◆ Instructions to follow
Write out every line below that includes the word "title".

◆ Information supplied

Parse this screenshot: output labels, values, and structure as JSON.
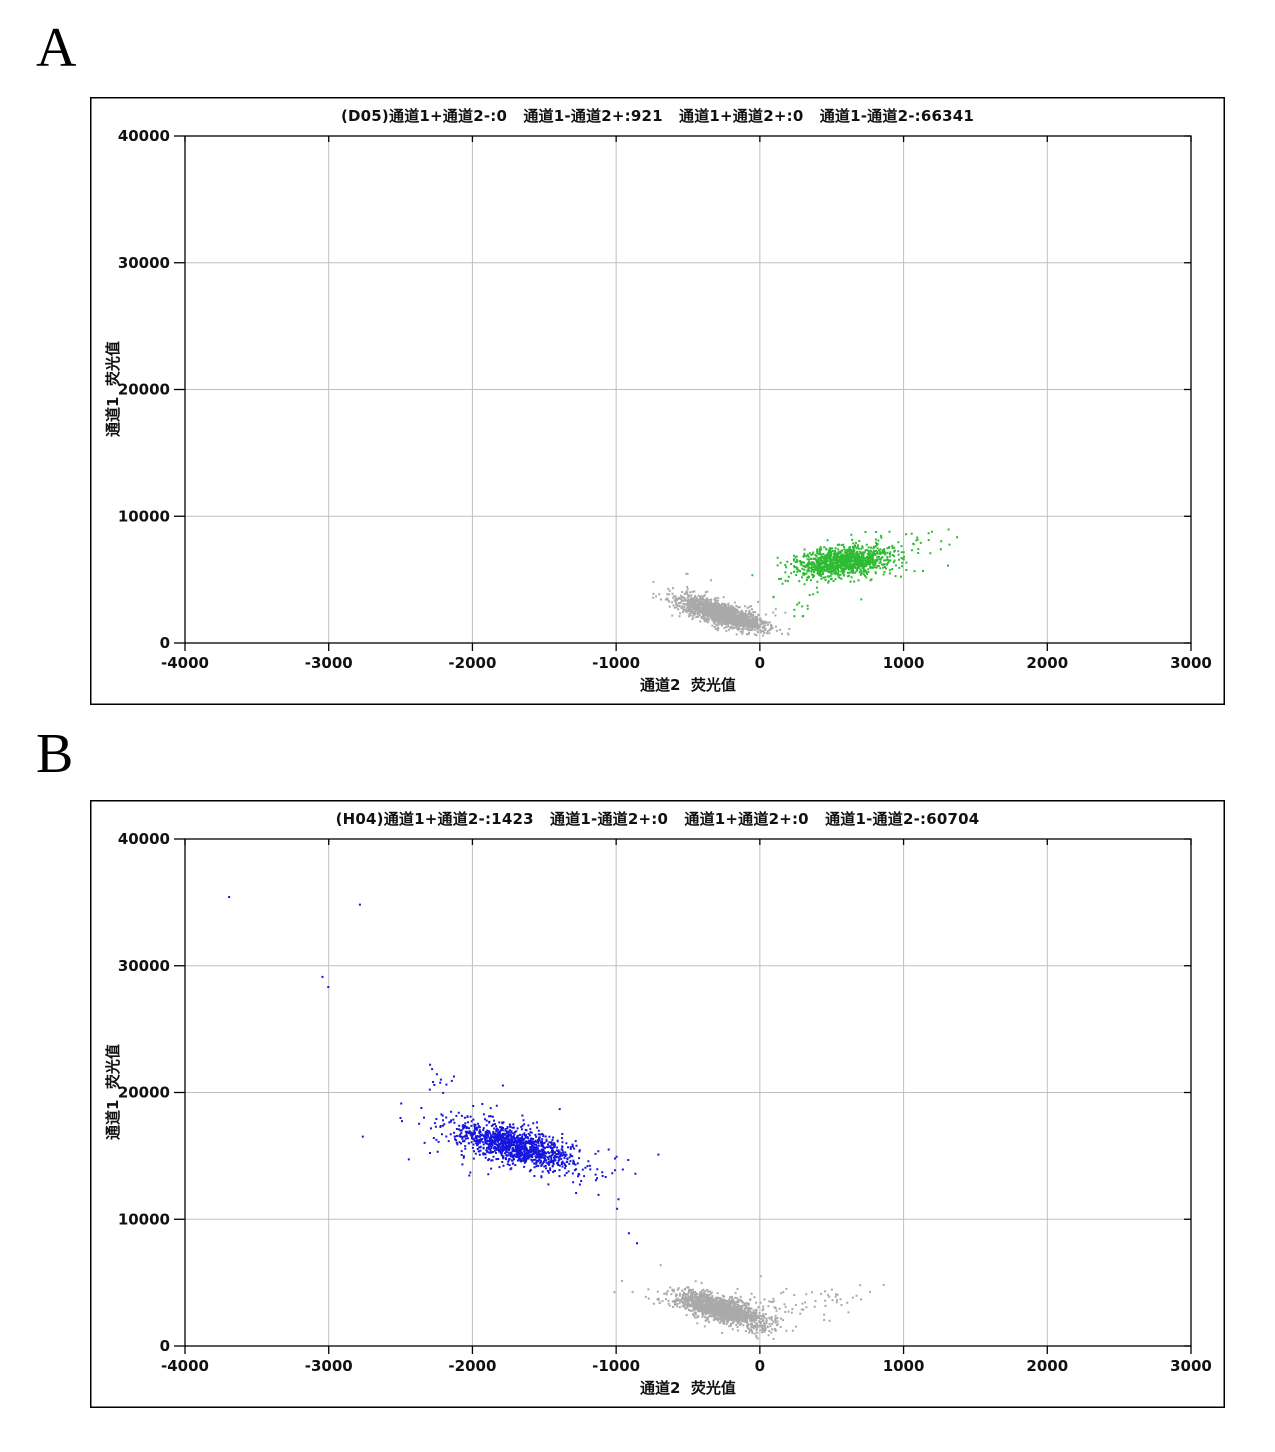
{
  "page": {
    "background": "#ffffff"
  },
  "panels": [
    {
      "label": "A"
    },
    {
      "label": "B"
    }
  ],
  "palette": {
    "ch2_positive_green": "#2eba32",
    "ch1_positive_blue": "#1515dd",
    "negative_gray": "#a9a9a9",
    "grid": "#c0c0c0",
    "axis": "#000000"
  },
  "chart_data": [
    {
      "type": "scatter",
      "panel": "A",
      "well": "D05",
      "title": "(D05)通道1+通道2-:0   通道1-通道2+:921   通道1+通道2+:0   通道1-通道2-:66341",
      "counts": {
        "ch1pos_ch2neg": 0,
        "ch1neg_ch2pos": 921,
        "ch1pos_ch2pos": 0,
        "ch1neg_ch2neg": 66341
      },
      "xlabel": "通道2  荧光值",
      "ylabel": "通道1  荧光值",
      "xlim": [
        -4000,
        3000
      ],
      "ylim": [
        0,
        40000
      ],
      "xticks": [
        -4000,
        -3000,
        -2000,
        -1000,
        0,
        1000,
        2000,
        3000
      ],
      "yticks": [
        0,
        10000,
        20000,
        30000,
        40000
      ],
      "grid": true,
      "grid_color": "#c0c0c0",
      "point_size": 2,
      "clusters": [
        {
          "name": "negative-droplets-main",
          "color": "#a9a9a9",
          "n": 1600,
          "cx": -265,
          "cy": 2350,
          "sx": 140,
          "sy": 620,
          "rho": -0.75,
          "seed": 101
        },
        {
          "name": "negative-droplets-halo",
          "color": "#a9a9a9",
          "n": 90,
          "cx": -330,
          "cy": 2950,
          "sx": 230,
          "sy": 950,
          "rho": -0.65,
          "seed": 102
        },
        {
          "name": "ch2-positive-main",
          "color": "#2eba32",
          "n": 1050,
          "cx": 580,
          "cy": 6500,
          "sx": 155,
          "sy": 560,
          "rho": 0.3,
          "seed": 103
        },
        {
          "name": "ch2-positive-halo",
          "color": "#2eba32",
          "n": 140,
          "cx": 600,
          "cy": 6650,
          "sx": 290,
          "sy": 1050,
          "rho": 0.4,
          "seed": 104
        },
        {
          "name": "ch2-positive-low-tail",
          "color": "#2eba32",
          "n": 14,
          "cx": 300,
          "cy": 3300,
          "sx": 90,
          "sy": 950,
          "rho": 0.85,
          "seed": 105
        }
      ],
      "outliers": [
        {
          "name": "ch2-positive-right-strays",
          "color": "#2eba32",
          "points": [
            [
              1010,
              8660
            ],
            [
              1168,
              8740
            ],
            [
              1064,
              7870
            ],
            [
              1252,
              7480
            ],
            [
              980,
              7240
            ],
            [
              940,
              6200
            ],
            [
              895,
              8850
            ]
          ]
        }
      ]
    },
    {
      "type": "scatter",
      "panel": "B",
      "well": "H04",
      "title": "(H04)通道1+通道2-:1423   通道1-通道2+:0   通道1+通道2+:0   通道1-通道2-:60704",
      "counts": {
        "ch1pos_ch2neg": 1423,
        "ch1neg_ch2pos": 0,
        "ch1pos_ch2pos": 0,
        "ch1neg_ch2neg": 60704
      },
      "xlabel": "通道2  荧光值",
      "ylabel": "通道1  荧光值",
      "xlim": [
        -4000,
        3000
      ],
      "ylim": [
        0,
        40000
      ],
      "xticks": [
        -4000,
        -3000,
        -2000,
        -1000,
        0,
        1000,
        2000,
        3000
      ],
      "yticks": [
        0,
        10000,
        20000,
        30000,
        40000
      ],
      "grid": true,
      "grid_color": "#c0c0c0",
      "point_size": 2,
      "clusters": [
        {
          "name": "ch1-positive-main",
          "color": "#1515dd",
          "n": 1150,
          "cx": -1710,
          "cy": 15900,
          "sx": 210,
          "sy": 900,
          "rho": -0.65,
          "seed": 201
        },
        {
          "name": "ch1-positive-halo",
          "color": "#1515dd",
          "n": 110,
          "cx": -1740,
          "cy": 16100,
          "sx": 380,
          "sy": 1750,
          "rho": -0.55,
          "seed": 202
        },
        {
          "name": "ch1-positive-upper-trail",
          "color": "#1515dd",
          "n": 12,
          "cx": -2280,
          "cy": 20800,
          "sx": 150,
          "sy": 900,
          "rho": -0.4,
          "seed": 203
        },
        {
          "name": "negative-droplets-main",
          "color": "#a9a9a9",
          "n": 1500,
          "cx": -280,
          "cy": 2950,
          "sx": 150,
          "sy": 650,
          "rho": -0.7,
          "seed": 204
        },
        {
          "name": "negative-droplets-halo",
          "color": "#a9a9a9",
          "n": 100,
          "cx": -280,
          "cy": 3100,
          "sx": 260,
          "sy": 1000,
          "rho": -0.5,
          "seed": 205
        },
        {
          "name": "negative-right-tail",
          "color": "#a9a9a9",
          "n": 55,
          "cx": 280,
          "cy": 3500,
          "sx": 220,
          "sy": 650,
          "rho": 0.35,
          "seed": 206
        },
        {
          "name": "negative-low-spike",
          "color": "#a9a9a9",
          "n": 30,
          "cx": -20,
          "cy": 1700,
          "sx": 70,
          "sy": 550,
          "rho": -0.3,
          "seed": 207
        }
      ],
      "outliers": [
        {
          "name": "ch1-positive-isolated",
          "color": "#1515dd",
          "points": [
            [
              -3700,
              35500
            ],
            [
              -2790,
              34900
            ],
            [
              -3050,
              29200
            ],
            [
              -3010,
              28400
            ],
            [
              -2770,
              16600
            ],
            [
              -2450,
              14800
            ],
            [
              -1250,
              13100
            ],
            [
              -1130,
              12000
            ],
            [
              -1000,
              10900
            ],
            [
              -918,
              8980
            ],
            [
              -862,
              8190
            ]
          ]
        },
        {
          "name": "negative-isolated",
          "color": "#a9a9a9",
          "points": [
            [
              855,
              4900
            ],
            [
              760,
              4350
            ],
            [
              -697,
              6460
            ]
          ]
        }
      ]
    }
  ]
}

◆ Task answer
      "title": "(D05)通道1+通道2-:0   通道1-通道2+:921   通道1+通道2+:0   通道1-通道2-:66341",
      "title": "(H04)通道1+通道2-:1423   通道1-通道2+:0   通道1+通道2+:0   通道1-通道2-:60704",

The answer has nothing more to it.